_Exercise description_
Write out each line from the data below that includes the word "świeżą".
* * * * * * *
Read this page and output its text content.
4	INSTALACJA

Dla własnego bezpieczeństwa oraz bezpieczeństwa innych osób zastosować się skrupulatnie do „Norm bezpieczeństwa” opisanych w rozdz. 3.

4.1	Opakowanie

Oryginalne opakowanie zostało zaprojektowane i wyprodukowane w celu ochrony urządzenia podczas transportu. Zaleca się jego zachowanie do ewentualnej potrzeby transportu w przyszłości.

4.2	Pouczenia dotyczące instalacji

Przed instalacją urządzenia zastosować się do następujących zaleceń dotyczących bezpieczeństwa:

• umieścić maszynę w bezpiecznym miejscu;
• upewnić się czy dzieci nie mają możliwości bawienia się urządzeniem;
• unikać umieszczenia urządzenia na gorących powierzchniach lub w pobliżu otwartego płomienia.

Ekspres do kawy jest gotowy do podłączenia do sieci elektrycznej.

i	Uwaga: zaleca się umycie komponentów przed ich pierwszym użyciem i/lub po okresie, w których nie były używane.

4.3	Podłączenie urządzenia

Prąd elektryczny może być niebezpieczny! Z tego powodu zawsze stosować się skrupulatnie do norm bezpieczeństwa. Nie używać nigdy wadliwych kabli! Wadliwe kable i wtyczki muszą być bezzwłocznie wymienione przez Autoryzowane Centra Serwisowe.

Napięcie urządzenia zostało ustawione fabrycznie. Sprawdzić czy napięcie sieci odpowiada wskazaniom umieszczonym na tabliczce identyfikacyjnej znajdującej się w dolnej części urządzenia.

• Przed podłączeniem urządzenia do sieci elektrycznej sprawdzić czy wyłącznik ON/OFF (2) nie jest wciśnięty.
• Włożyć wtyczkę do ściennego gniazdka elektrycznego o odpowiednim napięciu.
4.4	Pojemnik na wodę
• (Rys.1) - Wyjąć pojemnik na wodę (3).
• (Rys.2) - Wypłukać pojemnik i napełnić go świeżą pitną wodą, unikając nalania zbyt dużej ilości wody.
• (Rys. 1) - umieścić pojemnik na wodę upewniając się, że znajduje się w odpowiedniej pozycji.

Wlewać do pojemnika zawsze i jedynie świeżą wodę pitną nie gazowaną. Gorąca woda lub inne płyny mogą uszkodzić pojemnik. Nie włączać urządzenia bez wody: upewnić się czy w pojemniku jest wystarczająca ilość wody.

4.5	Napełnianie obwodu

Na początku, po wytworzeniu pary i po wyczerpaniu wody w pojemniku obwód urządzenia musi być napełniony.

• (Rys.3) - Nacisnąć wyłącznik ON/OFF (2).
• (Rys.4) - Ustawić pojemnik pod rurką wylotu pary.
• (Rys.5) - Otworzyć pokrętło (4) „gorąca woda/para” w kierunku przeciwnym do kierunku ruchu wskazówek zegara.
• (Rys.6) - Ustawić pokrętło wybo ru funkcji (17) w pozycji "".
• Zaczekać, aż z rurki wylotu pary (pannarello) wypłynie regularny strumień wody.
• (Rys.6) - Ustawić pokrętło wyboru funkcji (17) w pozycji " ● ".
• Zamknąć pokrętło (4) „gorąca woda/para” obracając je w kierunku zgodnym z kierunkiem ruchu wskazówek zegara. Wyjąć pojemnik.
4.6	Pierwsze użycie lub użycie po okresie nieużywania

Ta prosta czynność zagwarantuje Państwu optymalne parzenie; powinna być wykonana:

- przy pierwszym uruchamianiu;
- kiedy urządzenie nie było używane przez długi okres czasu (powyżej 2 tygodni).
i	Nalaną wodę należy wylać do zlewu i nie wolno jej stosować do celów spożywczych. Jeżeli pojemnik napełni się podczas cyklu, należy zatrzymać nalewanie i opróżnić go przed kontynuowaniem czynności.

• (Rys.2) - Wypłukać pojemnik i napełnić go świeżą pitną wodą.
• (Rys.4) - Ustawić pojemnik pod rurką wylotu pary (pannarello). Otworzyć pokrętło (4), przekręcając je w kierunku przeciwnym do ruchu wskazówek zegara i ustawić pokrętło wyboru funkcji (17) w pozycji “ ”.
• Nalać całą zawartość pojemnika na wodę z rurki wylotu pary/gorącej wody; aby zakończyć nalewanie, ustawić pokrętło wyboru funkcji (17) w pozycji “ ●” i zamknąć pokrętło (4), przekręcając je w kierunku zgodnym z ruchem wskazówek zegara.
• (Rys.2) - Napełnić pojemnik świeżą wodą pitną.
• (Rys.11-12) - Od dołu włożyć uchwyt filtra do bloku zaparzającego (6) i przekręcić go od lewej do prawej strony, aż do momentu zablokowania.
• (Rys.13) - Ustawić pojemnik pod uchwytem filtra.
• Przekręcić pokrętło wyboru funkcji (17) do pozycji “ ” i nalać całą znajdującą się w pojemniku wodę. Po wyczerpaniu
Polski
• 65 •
* * * * * * *
_Expected output_
• (Rys.2) - Wypłukać pojemnik i napełnić go świeżą pitną wodą, unikając nalania zbyt dużej ilości wody.
Wlewać do pojemnika zawsze i jedynie świeżą wodę pitną nie gazowaną. Gorąca woda lub inne płyny mogą uszkodzić pojemnik. Nie włączać urządzenia bez wody: upewnić się czy w pojemniku jest wystarczająca ilość wody.
• (Rys.2) - Wypłukać pojemnik i napełnić go świeżą pitną wodą.
• (Rys.2) - Napełnić pojemnik świeżą wodą pitną.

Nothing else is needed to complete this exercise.